Extract the records below word for word and ignore the images.

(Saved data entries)
+++

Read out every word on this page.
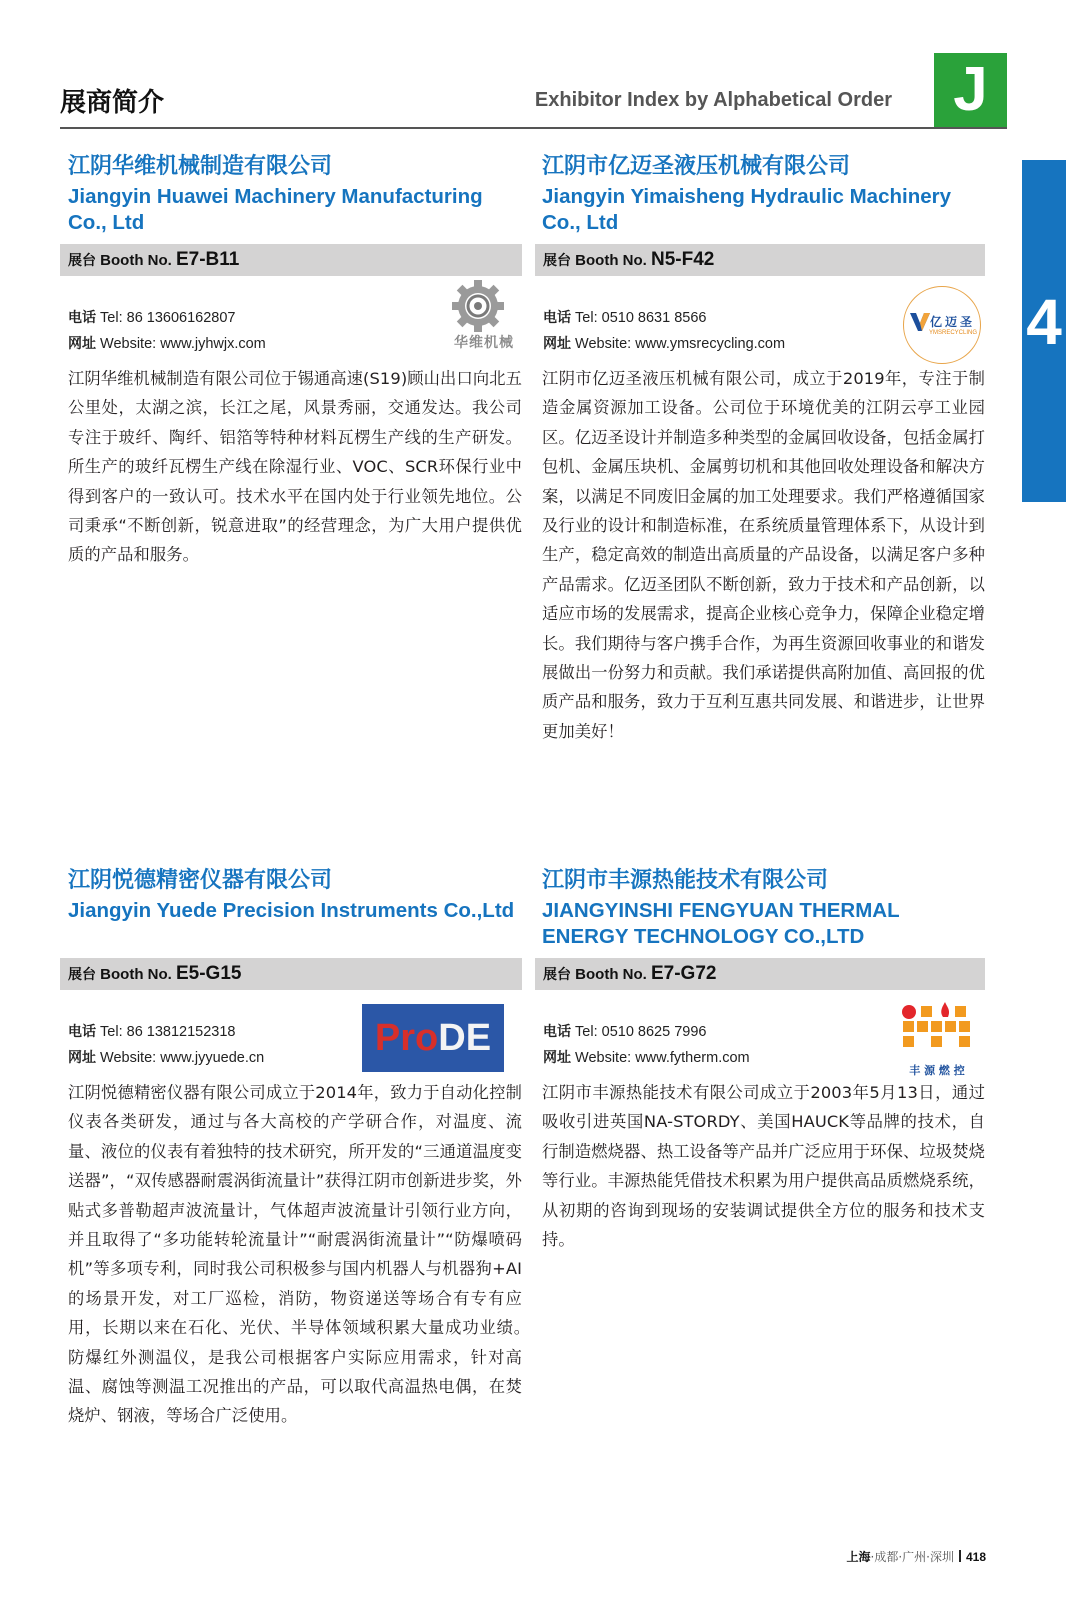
展商简介	Exhibitor Index by Alphabetical Order J
4
江阴华维机械制造有限公司
Jiangyin Huawei Machinery Manufacturing Co., Ltd
展台 Booth No. E7-B11
电话 Tel: 86 13606162807
网址 Website: www.jyhwjx.com	华维机械
江阴华维机械制造有限公司位于锡通高速(S19)顾山出口向北五公里处，太湖之滨，长江之尾，风景秀丽，交通发达。我公司专注于玻纤、陶纤、铝箔等特种材料瓦楞生产线的生产研发。所生产的玻纤瓦楞生产线在除湿行业、VOC、SCR环保行业中得到客户的一致认可。技术水平在国内处于行业领先地位。公司秉承“不断创新，锐意进取”的经营理念，为广大用户提供优质的产品和服务。
江阴市亿迈圣液压机械有限公司
Jiangyin Yimaisheng Hydraulic Machinery Co., Ltd
展台 Booth No. N5-F42
电话 Tel: 0510 8631 8566
网址 Website: www.ymsrecycling.com
亿迈圣
YMSRECYCLING
江阴市亿迈圣液压机械有限公司，成立于2019年，专注于制造金属资源加工设备。公司位于环境优美的江阴云亭工业园区。亿迈圣设计并制造多种类型的金属回收设备，包括金属打包机、金属压块机、金属剪切机和其他回收处理设备和解决方案，以满足不同废旧金属的加工处理要求。我们严格遵循国家及行业的设计和制造标准，在系统质量管理体系下，从设计到生产，稳定高效的制造出高质量的产品设备，以满足客户多种产品需求。亿迈圣团队不断创新，致力于技术和产品创新，以适应市场的发展需求，提高企业核心竞争力，保障企业稳定增长。我们期待与客户携手合作，为再生资源回收事业的和谐发展做出一份努力和贡献。我们承诺提供高附加值、高回报的优质产品和服务，致力于互利互惠共同发展、和谐进步，让世界更加美好！
江阴悦德精密仪器有限公司
Jiangyin Yuede Precision Instruments Co.,Ltd
展台 Booth No. E5-G15
电话 Tel: 86 13812152318
网址 Website: www.jyyuede.cn	ProDE
江阴悦德精密仪器有限公司成立于2014年，致力于自动化控制仪表各类研发，通过与各大高校的产学研合作，对温度、流量、液位的仪表有着独特的技术研究，所开发的“三通道温度变送器”，“双传感器耐震涡街流量计”获得江阴市创新进步奖，外贴式多普勒超声波流量计，气体超声波流量计引领行业方向，并且取得了“多功能转轮流量计”“耐震涡街流量计”“防爆喷码机”等多项专利，同时我公司积极参与国内机器人与机器狗+AI的场景开发，对工厂巡检，消防，物资递送等场合有专有应用，长期以来在石化、光伏、半导体领域积累大量成功业绩。　防爆红外测温仪，是我公司根据客户实际应用需求，针对高温、腐蚀等测温工况推出的产品，可以取代高温热电偶，在焚烧炉、钢液，等场合广泛使用。
江阴市丰源热能技术有限公司
JIANGYINSHI FENGYUAN THERMAL ENERGY TECHNOLOGY CO.,LTD
展台 Booth No. E7-G72
电话 Tel: 0510 8625 7996
网址 Website: www.fytherm.com
丰 源 燃 控
江阴市丰源热能技术有限公司成立于2003年5月13日，通过吸收引进英国NA-STORDY、美国HAUCK等品牌的技术，自行制造燃烧器、热工设备等产品并广泛应用于环保、垃圾焚烧等行业。丰源热能凭借技术积累为用户提供高品质燃烧系统，从初期的咨询到现场的安装调试提供全方位的服务和技术支持。
上海·成都·广州·深圳 418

+++

▸ Result of this task:
Read out every word on this page.
展商简介	Exhibitor Index by Alphabetical Order J
4
江阴华维机械制造有限公司
Jiangyin Huawei Machinery Manufacturing Co., Ltd
展台 Booth No. E7-B11
电话 Tel: 86 13606162807
网址 Website: www.jyhwjx.com	华维机械
江阴华维机械制造有限公司位于锡通高速(S19)顾山出口向北五公里处，太湖之滨，长江之尾，风景秀丽，交通发达。我公司专注于玻纤、陶纤、铝箔等特种材料瓦楞生产线的生产研发。所生产的玻纤瓦楞生产线在除湿行业、VOC、SCR环保行业中得到客户的一致认可。技术水平在国内处于行业领先地位。公司秉承“不断创新，锐意进取”的经营理念，为广大用户提供优质的产品和服务。
江阴市亿迈圣液压机械有限公司
Jiangyin Yimaisheng Hydraulic Machinery Co., Ltd
展台 Booth No. N5-F42
电话 Tel: 0510 8631 8566
网址 Website: www.ymsrecycling.com
亿迈圣
YMSRECYCLING
江阴市亿迈圣液压机械有限公司，成立于2019年，专注于制造金属资源加工设备。公司位于环境优美的江阴云亭工业园区。亿迈圣设计并制造多种类型的金属回收设备，包括金属打包机、金属压块机、金属剪切机和其他回收处理设备和解决方案，以满足不同废旧金属的加工处理要求。我们严格遵循国家及行业的设计和制造标准，在系统质量管理体系下，从设计到生产，稳定高效的制造出高质量的产品设备，以满足客户多种产品需求。亿迈圣团队不断创新，致力于技术和产品创新，以适应市场的发展需求，提高企业核心竞争力，保障企业稳定增长。我们期待与客户携手合作，为再生资源回收事业的和谐发展做出一份努力和贡献。我们承诺提供高附加值、高回报的优质产品和服务，致力于互利互惠共同发展、和谐进步，让世界更加美好！
江阴悦德精密仪器有限公司
Jiangyin Yuede Precision Instruments Co.,Ltd
展台 Booth No. E5-G15
电话 Tel: 86 13812152318
网址 Website: www.jyyuede.cn	ProDE
江阴悦德精密仪器有限公司成立于2014年，致力于自动化控制仪表各类研发，通过与各大高校的产学研合作，对温度、流量、液位的仪表有着独特的技术研究，所开发的“三通道温度变送器”，“双传感器耐震涡街流量计”获得江阴市创新进步奖，外贴式多普勒超声波流量计，气体超声波流量计引领行业方向，并且取得了“多功能转轮流量计”“耐震涡街流量计”“防爆喷码机”等多项专利，同时我公司积极参与国内机器人与机器狗+AI的场景开发，对工厂巡检，消防，物资递送等场合有专有应用，长期以来在石化、光伏、半导体领域积累大量成功业绩。　防爆红外测温仪，是我公司根据客户实际应用需求，针对高温、腐蚀等测温工况推出的产品，可以取代高温热电偶，在焚烧炉、钢液，等场合广泛使用。
江阴市丰源热能技术有限公司
JIANGYINSHI FENGYUAN THERMAL ENERGY TECHNOLOGY CO.,LTD
展台 Booth No. E7-G72
电话 Tel: 0510 8625 7996
网址 Website: www.fytherm.com
丰 源 燃 控
江阴市丰源热能技术有限公司成立于2003年5月13日，通过吸收引进英国NA-STORDY、美国HAUCK等品牌的技术，自行制造燃烧器、热工设备等产品并广泛应用于环保、垃圾焚烧等行业。丰源热能凭借技术积累为用户提供高品质燃烧系统，从初期的咨询到现场的安装调试提供全方位的服务和技术支持。
上海·成都·广州·深圳 418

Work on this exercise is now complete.